(Short problem)
Report back each line of the records that contains the string "type".

(Dataset excerpts)
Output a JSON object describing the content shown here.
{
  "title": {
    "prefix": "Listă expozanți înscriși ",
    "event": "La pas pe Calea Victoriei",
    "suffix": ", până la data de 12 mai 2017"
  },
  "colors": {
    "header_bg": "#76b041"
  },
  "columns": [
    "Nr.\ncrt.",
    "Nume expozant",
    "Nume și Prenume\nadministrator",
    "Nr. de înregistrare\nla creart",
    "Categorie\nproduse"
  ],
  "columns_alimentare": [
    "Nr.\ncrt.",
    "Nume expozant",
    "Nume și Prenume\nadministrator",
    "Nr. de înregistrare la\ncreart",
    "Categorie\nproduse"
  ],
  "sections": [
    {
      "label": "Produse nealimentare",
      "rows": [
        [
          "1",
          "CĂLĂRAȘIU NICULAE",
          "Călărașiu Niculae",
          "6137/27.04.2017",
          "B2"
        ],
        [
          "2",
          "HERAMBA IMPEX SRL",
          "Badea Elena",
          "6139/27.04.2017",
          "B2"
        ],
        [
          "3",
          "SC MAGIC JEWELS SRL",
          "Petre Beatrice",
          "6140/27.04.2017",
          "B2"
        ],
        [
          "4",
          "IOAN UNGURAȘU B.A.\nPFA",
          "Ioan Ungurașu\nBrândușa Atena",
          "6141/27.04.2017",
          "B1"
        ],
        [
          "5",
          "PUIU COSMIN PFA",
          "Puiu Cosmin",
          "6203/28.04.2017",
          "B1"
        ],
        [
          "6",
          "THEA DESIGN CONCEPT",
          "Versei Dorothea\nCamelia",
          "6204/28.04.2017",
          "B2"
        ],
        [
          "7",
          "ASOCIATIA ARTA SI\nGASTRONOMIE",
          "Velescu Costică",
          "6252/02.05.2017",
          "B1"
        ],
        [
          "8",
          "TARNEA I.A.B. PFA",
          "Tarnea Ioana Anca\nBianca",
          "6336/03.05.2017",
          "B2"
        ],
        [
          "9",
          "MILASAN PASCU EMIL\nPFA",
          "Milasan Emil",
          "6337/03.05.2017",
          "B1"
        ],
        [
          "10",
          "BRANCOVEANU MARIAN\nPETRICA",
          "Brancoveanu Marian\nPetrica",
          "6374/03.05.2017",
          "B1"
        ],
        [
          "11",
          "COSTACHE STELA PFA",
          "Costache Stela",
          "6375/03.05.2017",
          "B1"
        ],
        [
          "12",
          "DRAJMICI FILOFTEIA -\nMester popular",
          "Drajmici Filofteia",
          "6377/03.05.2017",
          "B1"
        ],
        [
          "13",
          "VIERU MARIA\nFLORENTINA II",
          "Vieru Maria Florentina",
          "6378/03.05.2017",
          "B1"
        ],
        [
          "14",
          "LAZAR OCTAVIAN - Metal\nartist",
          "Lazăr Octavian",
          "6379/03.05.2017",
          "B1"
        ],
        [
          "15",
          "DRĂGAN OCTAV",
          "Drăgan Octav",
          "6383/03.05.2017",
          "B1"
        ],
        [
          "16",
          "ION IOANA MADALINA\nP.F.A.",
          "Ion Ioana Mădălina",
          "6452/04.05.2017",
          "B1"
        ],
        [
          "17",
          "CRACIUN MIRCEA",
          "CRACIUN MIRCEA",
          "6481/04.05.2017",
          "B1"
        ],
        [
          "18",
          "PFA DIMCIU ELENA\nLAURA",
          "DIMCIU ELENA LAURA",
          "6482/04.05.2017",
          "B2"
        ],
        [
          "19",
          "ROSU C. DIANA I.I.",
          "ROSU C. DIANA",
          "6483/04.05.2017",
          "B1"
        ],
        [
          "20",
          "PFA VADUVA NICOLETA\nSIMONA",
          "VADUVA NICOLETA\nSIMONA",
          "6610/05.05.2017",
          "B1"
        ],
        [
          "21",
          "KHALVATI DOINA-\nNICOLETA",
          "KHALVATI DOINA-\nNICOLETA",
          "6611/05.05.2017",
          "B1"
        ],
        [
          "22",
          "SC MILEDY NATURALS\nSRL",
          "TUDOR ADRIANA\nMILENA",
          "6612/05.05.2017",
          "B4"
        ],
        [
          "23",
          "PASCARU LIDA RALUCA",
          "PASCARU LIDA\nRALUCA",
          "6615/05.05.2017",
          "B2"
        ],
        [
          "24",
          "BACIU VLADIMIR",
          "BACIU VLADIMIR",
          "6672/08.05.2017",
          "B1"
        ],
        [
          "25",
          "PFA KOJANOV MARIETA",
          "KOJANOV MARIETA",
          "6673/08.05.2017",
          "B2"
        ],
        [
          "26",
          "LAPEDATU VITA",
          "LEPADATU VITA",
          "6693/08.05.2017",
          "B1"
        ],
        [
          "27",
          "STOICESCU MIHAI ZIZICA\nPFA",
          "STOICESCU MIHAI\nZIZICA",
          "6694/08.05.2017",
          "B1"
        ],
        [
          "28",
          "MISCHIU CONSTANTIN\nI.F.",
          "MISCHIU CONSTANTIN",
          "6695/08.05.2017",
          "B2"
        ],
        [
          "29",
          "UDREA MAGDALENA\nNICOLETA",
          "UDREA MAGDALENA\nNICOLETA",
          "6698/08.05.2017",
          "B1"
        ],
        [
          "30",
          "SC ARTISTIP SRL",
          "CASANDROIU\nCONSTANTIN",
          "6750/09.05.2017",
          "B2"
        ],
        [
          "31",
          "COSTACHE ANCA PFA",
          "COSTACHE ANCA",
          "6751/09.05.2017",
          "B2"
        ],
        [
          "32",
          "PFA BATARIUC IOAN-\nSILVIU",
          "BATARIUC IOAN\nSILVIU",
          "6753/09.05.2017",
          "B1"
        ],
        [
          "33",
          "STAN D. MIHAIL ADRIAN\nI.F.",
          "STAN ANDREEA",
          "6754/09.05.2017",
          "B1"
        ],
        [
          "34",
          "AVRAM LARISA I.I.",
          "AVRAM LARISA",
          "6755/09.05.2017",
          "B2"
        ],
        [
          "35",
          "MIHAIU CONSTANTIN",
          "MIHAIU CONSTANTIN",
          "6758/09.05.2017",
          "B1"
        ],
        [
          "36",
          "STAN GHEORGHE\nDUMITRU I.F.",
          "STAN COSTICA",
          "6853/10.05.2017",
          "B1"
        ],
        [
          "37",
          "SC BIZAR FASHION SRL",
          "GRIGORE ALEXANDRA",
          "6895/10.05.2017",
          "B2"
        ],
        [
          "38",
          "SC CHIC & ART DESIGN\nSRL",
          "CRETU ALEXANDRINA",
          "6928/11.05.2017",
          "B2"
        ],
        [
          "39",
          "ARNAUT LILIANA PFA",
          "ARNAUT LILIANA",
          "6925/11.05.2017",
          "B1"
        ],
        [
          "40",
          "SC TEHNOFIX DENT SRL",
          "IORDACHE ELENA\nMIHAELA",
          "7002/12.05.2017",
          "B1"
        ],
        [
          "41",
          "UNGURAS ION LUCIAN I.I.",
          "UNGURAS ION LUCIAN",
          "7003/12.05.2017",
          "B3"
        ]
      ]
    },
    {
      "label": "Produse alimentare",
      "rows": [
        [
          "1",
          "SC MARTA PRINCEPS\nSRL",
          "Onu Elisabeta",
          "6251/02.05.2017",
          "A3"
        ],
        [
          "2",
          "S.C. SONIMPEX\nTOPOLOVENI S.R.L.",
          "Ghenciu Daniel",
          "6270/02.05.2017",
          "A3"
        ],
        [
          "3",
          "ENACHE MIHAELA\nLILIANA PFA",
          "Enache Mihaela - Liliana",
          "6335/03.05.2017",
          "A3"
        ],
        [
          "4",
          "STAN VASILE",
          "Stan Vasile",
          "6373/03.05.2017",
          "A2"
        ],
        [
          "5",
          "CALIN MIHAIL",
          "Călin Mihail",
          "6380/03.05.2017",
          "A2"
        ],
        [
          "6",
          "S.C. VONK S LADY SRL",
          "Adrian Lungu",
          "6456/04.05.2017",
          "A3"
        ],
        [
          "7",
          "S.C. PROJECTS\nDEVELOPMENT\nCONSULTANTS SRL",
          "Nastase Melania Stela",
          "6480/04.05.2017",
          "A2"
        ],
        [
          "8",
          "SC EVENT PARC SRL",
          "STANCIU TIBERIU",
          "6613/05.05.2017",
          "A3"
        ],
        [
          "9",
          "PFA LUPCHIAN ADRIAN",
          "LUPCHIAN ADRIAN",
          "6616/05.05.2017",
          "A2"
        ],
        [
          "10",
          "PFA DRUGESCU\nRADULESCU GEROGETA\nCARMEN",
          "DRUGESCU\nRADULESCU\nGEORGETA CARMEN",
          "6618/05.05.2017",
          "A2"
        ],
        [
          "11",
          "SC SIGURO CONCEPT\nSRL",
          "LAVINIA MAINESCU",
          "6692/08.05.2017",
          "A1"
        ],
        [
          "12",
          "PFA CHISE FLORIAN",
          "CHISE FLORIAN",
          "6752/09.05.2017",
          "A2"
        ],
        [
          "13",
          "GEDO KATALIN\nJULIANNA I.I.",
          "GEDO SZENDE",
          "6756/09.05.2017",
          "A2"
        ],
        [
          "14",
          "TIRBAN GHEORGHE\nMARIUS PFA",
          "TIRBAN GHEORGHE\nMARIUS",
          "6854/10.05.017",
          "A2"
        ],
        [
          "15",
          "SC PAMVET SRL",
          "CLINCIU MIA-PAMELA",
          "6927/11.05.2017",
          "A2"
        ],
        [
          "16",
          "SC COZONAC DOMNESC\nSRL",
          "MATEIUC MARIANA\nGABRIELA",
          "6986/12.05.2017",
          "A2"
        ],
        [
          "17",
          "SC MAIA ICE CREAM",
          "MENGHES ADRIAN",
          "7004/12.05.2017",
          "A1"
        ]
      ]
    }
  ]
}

==

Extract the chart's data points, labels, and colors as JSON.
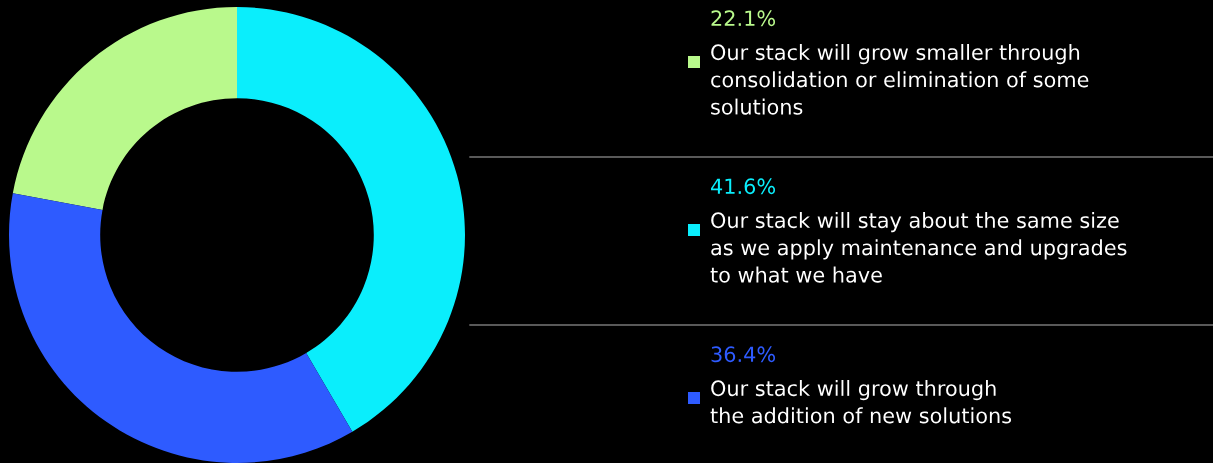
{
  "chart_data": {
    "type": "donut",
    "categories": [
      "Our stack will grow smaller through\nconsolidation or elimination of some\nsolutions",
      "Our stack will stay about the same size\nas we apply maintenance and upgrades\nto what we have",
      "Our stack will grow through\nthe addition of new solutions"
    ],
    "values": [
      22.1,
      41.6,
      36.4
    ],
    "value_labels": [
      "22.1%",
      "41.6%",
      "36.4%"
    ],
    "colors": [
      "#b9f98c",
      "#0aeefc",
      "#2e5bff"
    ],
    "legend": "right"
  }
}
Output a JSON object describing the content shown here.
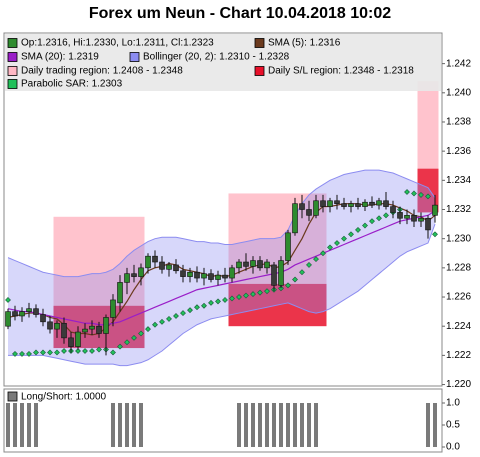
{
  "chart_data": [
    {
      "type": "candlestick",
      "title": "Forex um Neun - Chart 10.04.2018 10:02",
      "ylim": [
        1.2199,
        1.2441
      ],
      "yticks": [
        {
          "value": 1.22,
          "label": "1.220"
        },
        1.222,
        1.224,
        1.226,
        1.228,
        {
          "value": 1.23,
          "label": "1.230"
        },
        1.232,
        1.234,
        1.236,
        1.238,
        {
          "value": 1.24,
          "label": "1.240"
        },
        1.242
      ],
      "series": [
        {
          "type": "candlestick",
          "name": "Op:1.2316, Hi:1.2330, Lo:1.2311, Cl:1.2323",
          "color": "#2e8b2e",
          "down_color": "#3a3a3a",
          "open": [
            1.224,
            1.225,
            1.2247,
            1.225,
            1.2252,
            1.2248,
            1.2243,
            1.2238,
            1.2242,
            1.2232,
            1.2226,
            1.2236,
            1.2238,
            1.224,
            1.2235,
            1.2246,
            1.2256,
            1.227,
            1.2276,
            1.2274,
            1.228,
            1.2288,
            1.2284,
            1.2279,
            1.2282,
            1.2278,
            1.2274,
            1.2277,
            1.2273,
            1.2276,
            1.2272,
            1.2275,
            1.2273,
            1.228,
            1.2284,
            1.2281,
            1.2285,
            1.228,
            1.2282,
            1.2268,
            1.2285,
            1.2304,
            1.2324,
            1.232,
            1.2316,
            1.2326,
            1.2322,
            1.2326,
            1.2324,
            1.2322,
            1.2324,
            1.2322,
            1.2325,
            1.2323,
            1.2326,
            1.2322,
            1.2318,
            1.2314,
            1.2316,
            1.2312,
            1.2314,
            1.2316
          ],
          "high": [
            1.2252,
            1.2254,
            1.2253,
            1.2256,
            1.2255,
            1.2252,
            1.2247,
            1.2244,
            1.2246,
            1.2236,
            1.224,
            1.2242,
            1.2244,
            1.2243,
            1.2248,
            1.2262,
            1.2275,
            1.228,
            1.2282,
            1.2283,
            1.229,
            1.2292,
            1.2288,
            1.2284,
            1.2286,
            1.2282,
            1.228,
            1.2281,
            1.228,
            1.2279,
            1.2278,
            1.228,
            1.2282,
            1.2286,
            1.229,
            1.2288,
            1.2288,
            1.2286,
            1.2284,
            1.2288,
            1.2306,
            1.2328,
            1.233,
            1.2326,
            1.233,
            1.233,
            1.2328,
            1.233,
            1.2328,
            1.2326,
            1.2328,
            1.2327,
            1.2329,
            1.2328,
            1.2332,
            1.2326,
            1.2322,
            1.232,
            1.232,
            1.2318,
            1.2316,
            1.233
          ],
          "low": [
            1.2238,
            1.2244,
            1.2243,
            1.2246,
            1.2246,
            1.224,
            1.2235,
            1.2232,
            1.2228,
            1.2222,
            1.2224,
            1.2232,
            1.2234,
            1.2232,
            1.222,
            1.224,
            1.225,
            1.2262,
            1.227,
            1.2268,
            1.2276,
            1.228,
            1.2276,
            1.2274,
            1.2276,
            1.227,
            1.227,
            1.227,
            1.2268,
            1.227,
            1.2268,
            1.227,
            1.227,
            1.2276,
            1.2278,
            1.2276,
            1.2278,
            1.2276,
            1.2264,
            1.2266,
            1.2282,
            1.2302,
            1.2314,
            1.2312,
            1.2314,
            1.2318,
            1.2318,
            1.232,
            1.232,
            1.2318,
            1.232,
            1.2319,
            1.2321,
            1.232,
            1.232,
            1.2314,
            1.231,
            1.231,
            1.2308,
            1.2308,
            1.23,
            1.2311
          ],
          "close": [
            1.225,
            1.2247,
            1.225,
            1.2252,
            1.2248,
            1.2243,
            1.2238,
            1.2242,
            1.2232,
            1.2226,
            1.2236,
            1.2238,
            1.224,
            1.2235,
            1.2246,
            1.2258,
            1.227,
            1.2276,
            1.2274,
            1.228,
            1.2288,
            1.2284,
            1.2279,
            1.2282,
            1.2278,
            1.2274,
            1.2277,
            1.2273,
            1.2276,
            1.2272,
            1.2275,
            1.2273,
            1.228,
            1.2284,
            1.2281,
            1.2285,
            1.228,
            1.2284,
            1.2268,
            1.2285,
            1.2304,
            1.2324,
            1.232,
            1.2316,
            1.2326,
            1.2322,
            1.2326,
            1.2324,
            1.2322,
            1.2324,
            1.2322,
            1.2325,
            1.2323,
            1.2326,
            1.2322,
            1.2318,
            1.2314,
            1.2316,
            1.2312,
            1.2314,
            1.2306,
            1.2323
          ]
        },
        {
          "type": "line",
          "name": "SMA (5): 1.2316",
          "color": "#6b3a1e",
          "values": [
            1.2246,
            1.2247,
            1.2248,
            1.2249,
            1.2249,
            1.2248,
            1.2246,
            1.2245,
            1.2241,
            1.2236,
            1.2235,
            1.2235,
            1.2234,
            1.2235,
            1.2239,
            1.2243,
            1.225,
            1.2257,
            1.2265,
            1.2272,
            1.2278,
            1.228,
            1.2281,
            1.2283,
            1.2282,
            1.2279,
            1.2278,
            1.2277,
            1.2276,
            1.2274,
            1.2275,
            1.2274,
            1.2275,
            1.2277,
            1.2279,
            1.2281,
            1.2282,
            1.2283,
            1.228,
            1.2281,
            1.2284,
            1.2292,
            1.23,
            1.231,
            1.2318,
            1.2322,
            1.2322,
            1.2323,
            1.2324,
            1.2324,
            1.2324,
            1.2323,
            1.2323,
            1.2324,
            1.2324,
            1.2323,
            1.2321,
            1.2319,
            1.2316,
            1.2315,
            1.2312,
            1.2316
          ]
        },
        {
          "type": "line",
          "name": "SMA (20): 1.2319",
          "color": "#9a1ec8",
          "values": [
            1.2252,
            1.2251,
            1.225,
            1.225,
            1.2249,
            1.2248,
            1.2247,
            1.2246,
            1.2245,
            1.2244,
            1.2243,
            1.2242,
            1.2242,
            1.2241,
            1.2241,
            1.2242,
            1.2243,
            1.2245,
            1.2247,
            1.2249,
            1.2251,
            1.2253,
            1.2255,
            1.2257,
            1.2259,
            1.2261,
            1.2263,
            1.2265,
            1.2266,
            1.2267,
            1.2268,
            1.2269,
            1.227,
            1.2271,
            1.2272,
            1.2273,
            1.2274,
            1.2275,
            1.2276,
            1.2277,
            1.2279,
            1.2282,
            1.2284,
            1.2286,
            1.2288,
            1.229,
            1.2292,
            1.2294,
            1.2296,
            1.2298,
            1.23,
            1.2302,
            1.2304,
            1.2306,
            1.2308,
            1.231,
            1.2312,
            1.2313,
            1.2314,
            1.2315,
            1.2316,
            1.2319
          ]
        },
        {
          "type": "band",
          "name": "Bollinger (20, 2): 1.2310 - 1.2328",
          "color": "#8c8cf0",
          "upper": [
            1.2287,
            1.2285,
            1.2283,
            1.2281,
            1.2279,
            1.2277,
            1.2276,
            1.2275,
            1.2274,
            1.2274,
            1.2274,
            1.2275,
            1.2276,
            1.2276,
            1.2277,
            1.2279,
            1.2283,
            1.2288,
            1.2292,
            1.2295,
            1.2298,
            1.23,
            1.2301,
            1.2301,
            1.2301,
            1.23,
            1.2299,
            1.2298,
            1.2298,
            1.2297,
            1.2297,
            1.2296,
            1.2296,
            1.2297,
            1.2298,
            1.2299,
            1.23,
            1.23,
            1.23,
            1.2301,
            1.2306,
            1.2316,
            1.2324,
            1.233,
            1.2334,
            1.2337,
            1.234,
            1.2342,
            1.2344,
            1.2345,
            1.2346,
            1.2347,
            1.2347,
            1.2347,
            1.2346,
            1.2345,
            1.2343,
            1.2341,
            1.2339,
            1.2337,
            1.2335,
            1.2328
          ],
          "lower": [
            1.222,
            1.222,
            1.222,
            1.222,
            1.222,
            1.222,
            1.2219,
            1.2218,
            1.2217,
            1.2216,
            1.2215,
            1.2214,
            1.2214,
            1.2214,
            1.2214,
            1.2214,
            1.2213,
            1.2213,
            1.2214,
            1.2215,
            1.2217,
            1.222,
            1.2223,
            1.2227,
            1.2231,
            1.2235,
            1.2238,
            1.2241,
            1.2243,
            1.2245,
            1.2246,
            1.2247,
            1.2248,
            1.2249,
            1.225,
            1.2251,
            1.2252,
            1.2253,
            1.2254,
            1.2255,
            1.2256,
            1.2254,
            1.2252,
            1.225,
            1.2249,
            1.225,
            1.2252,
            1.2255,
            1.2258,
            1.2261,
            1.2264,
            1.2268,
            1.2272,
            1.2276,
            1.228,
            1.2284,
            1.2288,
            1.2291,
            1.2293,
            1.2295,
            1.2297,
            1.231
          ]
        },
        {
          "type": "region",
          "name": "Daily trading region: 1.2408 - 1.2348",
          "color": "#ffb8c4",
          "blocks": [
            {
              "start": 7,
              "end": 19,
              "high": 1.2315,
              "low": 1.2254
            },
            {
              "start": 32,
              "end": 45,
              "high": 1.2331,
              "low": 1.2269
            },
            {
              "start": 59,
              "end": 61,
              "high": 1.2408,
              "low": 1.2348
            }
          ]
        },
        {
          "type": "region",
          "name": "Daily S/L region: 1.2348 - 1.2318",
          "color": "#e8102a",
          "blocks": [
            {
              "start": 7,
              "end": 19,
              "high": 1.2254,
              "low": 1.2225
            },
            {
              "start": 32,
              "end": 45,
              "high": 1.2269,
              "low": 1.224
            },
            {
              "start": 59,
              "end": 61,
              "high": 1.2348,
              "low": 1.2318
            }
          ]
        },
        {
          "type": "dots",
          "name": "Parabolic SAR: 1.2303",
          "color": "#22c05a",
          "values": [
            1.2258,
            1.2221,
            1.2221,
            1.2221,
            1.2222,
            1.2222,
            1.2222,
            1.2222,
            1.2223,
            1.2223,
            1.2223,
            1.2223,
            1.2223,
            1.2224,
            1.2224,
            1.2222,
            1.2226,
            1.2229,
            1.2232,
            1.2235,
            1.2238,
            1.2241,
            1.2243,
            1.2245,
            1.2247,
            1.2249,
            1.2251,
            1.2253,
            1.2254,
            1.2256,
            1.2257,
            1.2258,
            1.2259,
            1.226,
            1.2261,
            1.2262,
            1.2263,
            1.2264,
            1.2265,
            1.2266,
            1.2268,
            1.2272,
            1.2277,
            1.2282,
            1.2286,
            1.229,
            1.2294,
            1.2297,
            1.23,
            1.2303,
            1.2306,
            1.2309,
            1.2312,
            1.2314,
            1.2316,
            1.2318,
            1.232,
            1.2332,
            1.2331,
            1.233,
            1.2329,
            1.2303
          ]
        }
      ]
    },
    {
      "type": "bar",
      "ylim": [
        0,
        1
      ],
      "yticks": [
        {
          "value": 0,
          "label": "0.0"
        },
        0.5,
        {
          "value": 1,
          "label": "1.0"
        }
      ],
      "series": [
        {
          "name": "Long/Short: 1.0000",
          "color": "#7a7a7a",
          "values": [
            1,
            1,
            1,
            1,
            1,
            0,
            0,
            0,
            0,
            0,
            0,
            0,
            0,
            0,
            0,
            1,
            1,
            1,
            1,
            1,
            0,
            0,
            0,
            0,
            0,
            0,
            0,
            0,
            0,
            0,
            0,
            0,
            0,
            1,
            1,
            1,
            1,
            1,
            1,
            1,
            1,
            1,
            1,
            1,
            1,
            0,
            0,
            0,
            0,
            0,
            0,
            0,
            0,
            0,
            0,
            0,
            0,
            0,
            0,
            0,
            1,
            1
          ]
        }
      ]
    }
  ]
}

---

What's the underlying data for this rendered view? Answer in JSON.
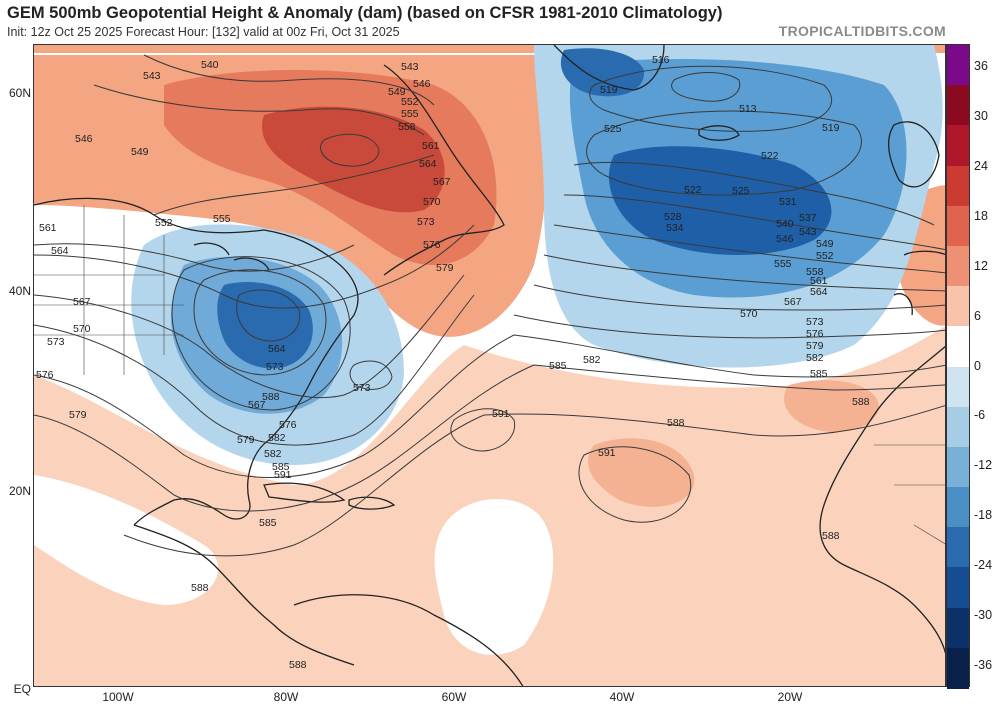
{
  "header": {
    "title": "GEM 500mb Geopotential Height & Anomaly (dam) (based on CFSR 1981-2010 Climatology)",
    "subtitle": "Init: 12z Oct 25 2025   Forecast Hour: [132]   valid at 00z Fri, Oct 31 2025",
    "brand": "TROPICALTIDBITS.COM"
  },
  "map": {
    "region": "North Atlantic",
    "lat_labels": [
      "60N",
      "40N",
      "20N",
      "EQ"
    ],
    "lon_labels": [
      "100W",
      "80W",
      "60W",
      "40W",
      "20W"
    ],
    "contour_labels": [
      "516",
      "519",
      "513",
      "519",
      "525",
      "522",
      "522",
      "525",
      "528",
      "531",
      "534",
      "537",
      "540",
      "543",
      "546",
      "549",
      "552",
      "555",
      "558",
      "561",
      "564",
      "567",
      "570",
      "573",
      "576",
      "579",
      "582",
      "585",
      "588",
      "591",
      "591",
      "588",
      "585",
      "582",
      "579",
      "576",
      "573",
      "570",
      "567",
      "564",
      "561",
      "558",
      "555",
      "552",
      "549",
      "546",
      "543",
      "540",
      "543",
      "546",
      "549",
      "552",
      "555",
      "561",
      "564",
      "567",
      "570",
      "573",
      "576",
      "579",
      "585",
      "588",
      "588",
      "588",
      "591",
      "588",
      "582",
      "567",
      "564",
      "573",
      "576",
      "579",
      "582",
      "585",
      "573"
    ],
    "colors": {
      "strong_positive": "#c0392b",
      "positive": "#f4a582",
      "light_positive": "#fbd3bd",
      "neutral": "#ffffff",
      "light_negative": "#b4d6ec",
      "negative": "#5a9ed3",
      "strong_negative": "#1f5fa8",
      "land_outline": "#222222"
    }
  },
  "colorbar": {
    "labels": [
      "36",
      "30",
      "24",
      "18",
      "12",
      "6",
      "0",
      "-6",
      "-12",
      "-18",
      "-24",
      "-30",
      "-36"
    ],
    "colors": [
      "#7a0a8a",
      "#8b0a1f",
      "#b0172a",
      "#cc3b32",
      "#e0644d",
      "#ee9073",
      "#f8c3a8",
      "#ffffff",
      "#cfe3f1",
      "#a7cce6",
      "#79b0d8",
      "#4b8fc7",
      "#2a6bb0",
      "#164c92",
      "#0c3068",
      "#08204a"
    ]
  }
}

(Output for this exercise)
    "type": "donut",
      "type": "candlestick",
          "type": "candlestick",
          "type": "line",
          "type": "line",
          "type": "band",
          "type": "region",
          "type": "region",
          "type": "dots",
      "type": "bar",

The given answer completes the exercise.